■ Objective ■
Check each line of the material below, and copy it if it holds the string "民主立法".

■ Dataset records ■
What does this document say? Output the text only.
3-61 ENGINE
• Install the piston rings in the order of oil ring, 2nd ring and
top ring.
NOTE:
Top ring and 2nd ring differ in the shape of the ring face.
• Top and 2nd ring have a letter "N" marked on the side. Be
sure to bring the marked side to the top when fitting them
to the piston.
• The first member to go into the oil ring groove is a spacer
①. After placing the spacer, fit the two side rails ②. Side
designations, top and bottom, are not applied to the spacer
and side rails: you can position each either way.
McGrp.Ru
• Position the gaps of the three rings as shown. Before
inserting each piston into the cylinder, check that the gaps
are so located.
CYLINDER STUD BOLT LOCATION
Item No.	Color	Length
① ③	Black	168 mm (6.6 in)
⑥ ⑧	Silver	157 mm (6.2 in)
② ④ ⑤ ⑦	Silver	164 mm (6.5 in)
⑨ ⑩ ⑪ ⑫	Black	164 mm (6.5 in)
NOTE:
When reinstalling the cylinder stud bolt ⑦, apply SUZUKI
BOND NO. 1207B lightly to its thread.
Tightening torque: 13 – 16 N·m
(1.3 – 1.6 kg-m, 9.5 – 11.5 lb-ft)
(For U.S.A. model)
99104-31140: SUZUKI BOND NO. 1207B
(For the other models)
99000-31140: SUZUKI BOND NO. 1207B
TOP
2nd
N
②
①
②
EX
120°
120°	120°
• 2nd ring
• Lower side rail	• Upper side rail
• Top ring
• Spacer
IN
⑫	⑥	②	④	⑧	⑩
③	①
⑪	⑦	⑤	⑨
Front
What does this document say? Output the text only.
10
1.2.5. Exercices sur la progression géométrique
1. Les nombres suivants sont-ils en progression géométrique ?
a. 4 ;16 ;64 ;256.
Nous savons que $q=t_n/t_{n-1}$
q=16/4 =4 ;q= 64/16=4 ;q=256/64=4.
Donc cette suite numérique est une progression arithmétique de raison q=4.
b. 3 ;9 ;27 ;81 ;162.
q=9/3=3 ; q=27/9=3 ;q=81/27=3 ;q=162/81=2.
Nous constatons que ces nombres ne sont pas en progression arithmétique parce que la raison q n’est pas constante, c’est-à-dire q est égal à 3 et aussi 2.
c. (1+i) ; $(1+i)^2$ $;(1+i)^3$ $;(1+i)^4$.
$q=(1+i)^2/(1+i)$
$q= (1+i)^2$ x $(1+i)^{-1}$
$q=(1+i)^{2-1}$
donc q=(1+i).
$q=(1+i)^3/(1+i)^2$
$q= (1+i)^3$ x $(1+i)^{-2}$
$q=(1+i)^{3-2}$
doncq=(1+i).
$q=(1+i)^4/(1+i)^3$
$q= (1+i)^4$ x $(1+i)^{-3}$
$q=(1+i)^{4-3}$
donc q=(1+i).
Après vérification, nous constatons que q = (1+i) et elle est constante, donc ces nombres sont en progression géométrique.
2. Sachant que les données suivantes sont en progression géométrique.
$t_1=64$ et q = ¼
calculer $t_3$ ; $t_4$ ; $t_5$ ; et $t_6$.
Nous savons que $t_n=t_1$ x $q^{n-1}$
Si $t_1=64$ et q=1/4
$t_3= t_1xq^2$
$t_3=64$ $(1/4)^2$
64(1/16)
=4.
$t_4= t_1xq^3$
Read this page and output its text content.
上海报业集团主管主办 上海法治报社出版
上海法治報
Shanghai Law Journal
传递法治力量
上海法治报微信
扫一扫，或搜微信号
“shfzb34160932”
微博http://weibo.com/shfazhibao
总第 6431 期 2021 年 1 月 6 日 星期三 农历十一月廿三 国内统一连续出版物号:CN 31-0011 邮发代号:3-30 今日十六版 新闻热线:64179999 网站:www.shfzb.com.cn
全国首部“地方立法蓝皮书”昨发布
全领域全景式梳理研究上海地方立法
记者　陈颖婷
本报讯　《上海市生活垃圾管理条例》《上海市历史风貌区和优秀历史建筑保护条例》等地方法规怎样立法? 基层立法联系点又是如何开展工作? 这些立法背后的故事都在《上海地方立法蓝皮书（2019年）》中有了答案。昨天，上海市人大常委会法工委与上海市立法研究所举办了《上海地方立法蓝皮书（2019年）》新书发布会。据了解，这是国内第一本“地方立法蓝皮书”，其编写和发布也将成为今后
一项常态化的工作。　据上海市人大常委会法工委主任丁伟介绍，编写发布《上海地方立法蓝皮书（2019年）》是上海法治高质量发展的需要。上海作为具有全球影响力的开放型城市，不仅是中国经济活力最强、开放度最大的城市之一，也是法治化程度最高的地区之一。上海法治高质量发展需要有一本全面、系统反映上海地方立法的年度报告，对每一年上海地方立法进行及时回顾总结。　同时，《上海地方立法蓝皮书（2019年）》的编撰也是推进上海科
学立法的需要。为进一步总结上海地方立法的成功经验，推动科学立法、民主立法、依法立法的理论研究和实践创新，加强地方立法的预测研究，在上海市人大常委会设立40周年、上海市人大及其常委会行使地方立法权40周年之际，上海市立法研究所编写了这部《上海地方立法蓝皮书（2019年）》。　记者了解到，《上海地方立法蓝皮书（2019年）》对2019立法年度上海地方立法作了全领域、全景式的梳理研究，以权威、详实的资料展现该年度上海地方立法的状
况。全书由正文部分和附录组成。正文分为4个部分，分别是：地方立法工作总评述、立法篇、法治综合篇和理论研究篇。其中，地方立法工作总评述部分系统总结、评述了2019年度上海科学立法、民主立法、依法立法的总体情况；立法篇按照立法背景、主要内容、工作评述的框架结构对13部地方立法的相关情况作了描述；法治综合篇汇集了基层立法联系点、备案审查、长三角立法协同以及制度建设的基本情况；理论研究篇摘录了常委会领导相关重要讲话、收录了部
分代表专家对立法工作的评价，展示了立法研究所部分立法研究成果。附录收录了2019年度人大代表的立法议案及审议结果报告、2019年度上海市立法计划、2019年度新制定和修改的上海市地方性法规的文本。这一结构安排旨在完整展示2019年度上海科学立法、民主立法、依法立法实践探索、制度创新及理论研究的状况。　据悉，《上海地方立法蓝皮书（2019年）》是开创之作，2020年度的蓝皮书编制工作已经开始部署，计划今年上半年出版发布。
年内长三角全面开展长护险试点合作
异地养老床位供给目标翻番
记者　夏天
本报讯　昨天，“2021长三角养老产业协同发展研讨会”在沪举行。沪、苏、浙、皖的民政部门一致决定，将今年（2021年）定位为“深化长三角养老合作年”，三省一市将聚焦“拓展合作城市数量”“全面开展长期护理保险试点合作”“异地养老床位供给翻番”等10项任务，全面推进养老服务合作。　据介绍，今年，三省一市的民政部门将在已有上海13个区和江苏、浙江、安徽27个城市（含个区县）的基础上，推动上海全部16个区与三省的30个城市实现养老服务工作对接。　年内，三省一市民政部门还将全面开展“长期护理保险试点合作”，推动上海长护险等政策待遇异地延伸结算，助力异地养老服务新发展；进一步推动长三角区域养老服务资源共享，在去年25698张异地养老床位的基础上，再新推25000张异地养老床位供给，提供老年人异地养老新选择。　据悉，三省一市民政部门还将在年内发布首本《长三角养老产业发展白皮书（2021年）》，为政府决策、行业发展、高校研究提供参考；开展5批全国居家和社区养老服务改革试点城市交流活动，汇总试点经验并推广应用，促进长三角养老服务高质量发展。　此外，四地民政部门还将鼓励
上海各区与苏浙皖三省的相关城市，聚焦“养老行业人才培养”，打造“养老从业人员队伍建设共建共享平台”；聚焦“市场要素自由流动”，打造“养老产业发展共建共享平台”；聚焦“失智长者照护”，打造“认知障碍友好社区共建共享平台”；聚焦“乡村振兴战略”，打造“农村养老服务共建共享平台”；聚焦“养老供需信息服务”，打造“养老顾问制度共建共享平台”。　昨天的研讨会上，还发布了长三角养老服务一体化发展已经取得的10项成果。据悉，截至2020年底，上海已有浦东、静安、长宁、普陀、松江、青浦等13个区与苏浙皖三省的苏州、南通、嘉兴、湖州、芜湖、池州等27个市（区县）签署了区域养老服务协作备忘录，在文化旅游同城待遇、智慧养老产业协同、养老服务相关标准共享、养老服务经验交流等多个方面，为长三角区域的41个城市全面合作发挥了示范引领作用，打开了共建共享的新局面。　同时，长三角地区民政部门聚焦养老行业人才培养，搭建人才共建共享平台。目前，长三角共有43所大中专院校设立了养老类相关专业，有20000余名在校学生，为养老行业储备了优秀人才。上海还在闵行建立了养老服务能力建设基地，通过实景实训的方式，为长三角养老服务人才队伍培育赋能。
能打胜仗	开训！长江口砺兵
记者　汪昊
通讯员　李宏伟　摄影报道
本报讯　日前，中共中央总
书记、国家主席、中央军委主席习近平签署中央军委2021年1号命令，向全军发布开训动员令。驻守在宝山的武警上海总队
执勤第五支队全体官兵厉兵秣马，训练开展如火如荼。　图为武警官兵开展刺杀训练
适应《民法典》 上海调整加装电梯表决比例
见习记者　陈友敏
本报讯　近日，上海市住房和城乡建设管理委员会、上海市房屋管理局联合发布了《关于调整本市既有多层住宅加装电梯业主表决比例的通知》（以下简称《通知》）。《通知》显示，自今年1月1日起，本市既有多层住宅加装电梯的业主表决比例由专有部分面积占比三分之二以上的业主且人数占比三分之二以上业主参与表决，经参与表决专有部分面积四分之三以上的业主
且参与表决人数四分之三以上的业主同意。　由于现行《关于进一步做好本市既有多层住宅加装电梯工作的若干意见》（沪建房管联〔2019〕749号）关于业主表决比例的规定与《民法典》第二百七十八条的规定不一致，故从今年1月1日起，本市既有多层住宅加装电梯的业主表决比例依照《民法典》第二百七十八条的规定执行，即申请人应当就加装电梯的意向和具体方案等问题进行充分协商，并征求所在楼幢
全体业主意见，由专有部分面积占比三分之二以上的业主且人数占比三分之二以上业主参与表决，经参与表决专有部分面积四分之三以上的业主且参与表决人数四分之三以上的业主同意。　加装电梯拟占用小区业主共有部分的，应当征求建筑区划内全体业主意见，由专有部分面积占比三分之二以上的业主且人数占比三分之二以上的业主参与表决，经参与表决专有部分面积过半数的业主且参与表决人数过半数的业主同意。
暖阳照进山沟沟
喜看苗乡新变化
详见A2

■ Worked solution ■
学立法的需要。为进一步总结上海地方立法的成功经验，推动科学立法、民主立法、依法立法的理论研究和实践创新，加强地方立法的预测研究，在上海市人大常委会设立40周年、上海市人大及其常委会行使地方立法权40周年之际，上海市立法研究所编写了这部《上海地方立法蓝皮书（2019年）》。　记者了解到，《上海地方立法蓝皮书（2019年）》对2019立法年度上海地方立法作了全领域、全景式的梳理研究，以权威、详实的资料展现该年度上海地方立法的状
况。全书由正文部分和附录组成。正文分为4个部分，分别是：地方立法工作总评述、立法篇、法治综合篇和理论研究篇。其中，地方立法工作总评述部分系统总结、评述了2019年度上海科学立法、民主立法、依法立法的总体情况；立法篇按照立法背景、主要内容、工作评述的框架结构对13部地方立法的相关情况作了描述；法治综合篇汇集了基层立法联系点、备案审查、长三角立法协同以及制度建设的基本情况；理论研究篇摘录了常委会领导相关重要讲话、收录了部
分代表专家对立法工作的评价，展示了立法研究所部分立法研究成果。附录收录了2019年度人大代表的立法议案及审议结果报告、2019年度上海市立法计划、2019年度新制定和修改的上海市地方性法规的文本。这一结构安排旨在完整展示2019年度上海科学立法、民主立法、依法立法实践探索、制度创新及理论研究的状况。　据悉，《上海地方立法蓝皮书（2019年）》是开创之作，2020年度的蓝皮书编制工作已经开始部署，计划今年上半年出版发布。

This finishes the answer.